## Work to complete
Look through the data below. Collect every line where the word "environment" occurs.

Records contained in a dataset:
** START **

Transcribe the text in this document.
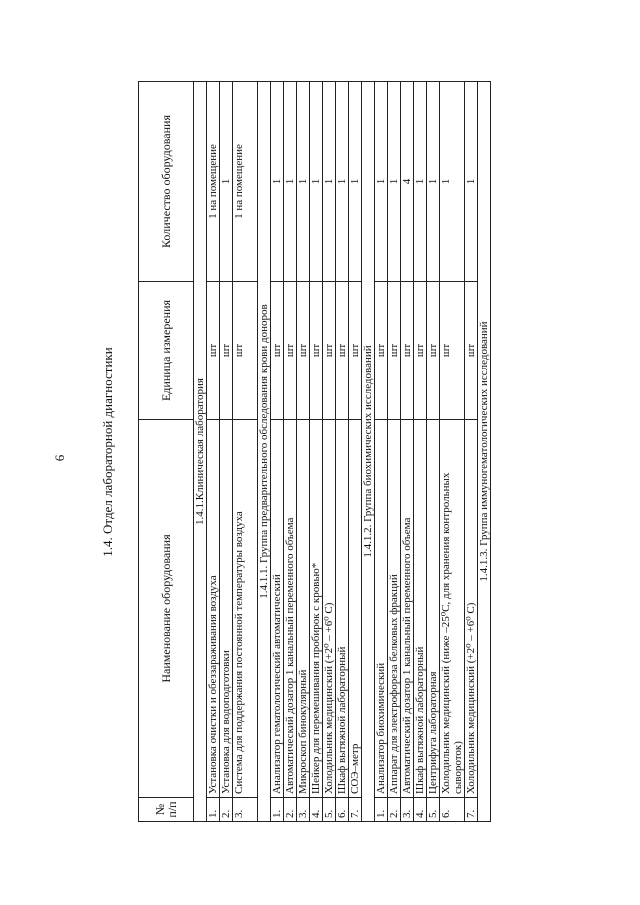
6	1.4. Отдел лабораторной диагностики
№ п/п	Наименование оборудования	Единица измерения	Количество оборудования
1.4.1.Клиническая лаборатория			
1.	Установка очистки и обеззараживания воздуха	шт	1 на помещение
2.	Установка для водоподготовки	шт	1
3.	Система для поддержания постоянной температуры воздуха	шт	1 на помещение
1.4.1.1. Группа предварительного обследования крови доноров			
1.	Анализатор гематологический автоматический	шт	1
2.	Автоматический дозатор 1 канальный переменного объема	шт	1
3.	Микроскоп бинокулярный	шт	1
4.	Шейкер для перемешивания пробирок с кровью*	шт	1
5.	Холодильник медицинский (+2⁰ – +6⁰ С)	шт	1
6.	Шкаф вытяжной лабораторный	шт	1
7.	СОЭ–метр	шт	1
1.4.1.2. Группа биохимических исследований			
1.	Анализатор биохимический	шт	1
2.	Аппарат для электрофореза белковых фракций	шт	1
3.	Автоматический дозатор 1 канальный переменного объема	шт	4
4.	Шкаф вытяжной лабораторный	шт	1
5.	Центрифуга лабораторная	шт	1
6.	Холодильник медицинский (ниже –25⁰С, для хранения контрольных сывороток)	шт	1
7.	Холодильник медицинский (+2⁰ – +6⁰ С)	шт	1
1.4.1.3. Группа иммуногематологических исследований			
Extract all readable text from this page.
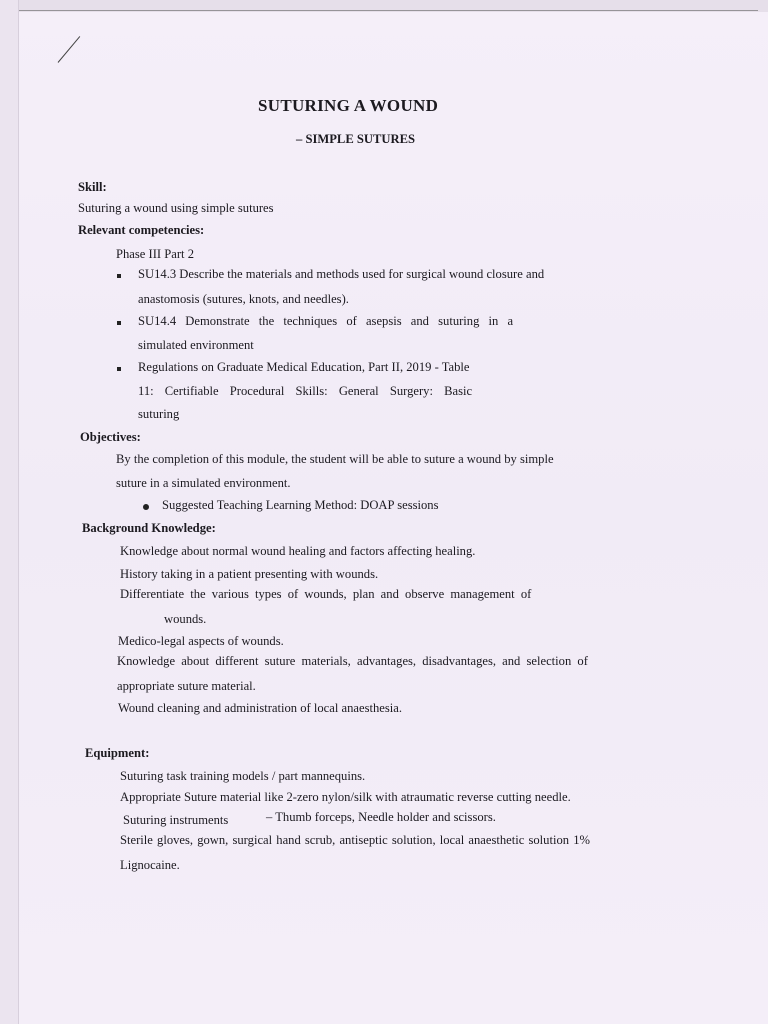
SUTURING A WOUND
– SIMPLE SUTURES
Skill:
Suturing a wound using simple sutures
Relevant competencies:
Phase III Part 2
SU14.3 Describe the materials and methods used for surgical wound closure and
anastomosis (sutures, knots, and needles).
SU14.4 Demonstrate the techniques of asepsis and suturing in a
simulated environment
Regulations on Graduate Medical Education, Part II, 2019 - Table
11: Certifiable Procedural Skills: General Surgery: Basic
suturing
Objectives:
By the completion of this module, the student will be able to suture a wound by simple
suture in a simulated environment.
Suggested Teaching Learning Method: DOAP sessions
Background Knowledge:
Knowledge about normal wound healing and factors affecting healing.
History taking in a patient presenting with wounds.
Differentiate the various types of wounds, plan and observe management of
wounds.
Medico-legal aspects of wounds.
Knowledge about different suture materials, advantages, disadvantages, and selection of
appropriate suture material.
Wound cleaning and administration of local anaesthesia.
Equipment:
Suturing task training models / part mannequins.
Appropriate Suture material like 2-zero nylon/silk with atraumatic reverse cutting needle.
Suturing instruments	– Thumb forceps, Needle holder and scissors.
Sterile gloves, gown, surgical hand scrub, antiseptic solution, local anaesthetic solution 1%
Lignocaine.
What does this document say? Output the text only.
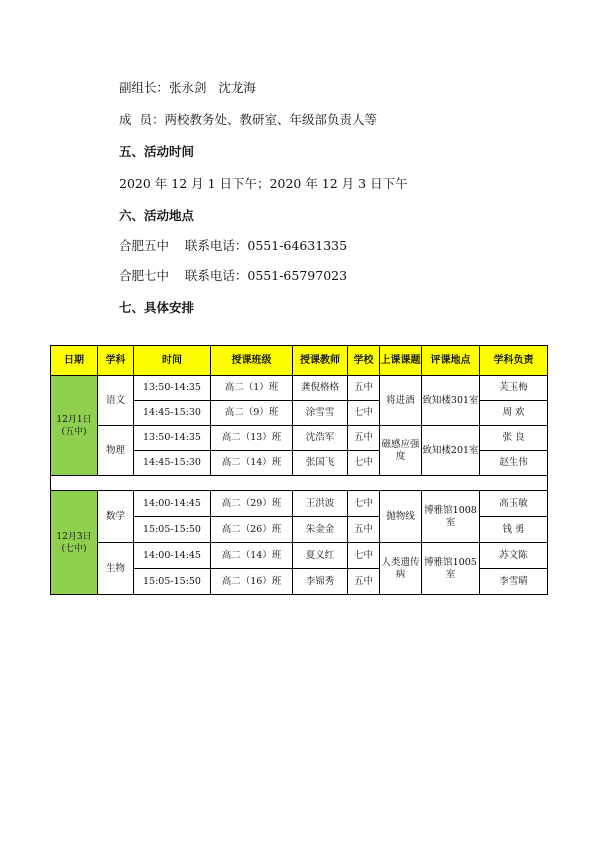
副组长：张永剑   沈龙海
成  员：两校教务处、教研室、年级部负责人等
五、活动时间
2020 年 12 月 1 日下午；2020 年 12 月 3 日下午
六、活动地点
合肥五中    联系电话：0551-64631335
合肥七中    联系电话：0551-65797023
七、具体安排
日期	学科	时间	授课班级	授课教师	学校	上课课题	评课地点	学科负责
12月1日(五中)	语文	13:50-14:35	高二（1）班	龚倪格格	五中	将进酒	致知楼301室	芙玉梅
		14:45-15:30	高二（9）班	涂雪雪	七中			周 欢
	物理	13:50-14:35	高二（13）班	沈浩军	五中	磁感应强度	致知楼201室	张 良
		14:45-15:30	高二（14）班	张国飞	七中			赵生伟

12月3日(七中)	数学	14:00-14:45	高二（29）班	王洪波	七中	抛物线	博雅馆1008室	高玉敏
		15:05-15:50	高二（26）班	朱金金	五中			钱 勇
	生物	14:00-14:45	高二（14）班	夏义红	七中	人类遗传病	博雅馆1005室	苏文陈
		15:05-15:50	高二（16）班	李锦秀	五中			李雪晴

** END **

## Completed exercise
simulated environment
suture in a simulated environment.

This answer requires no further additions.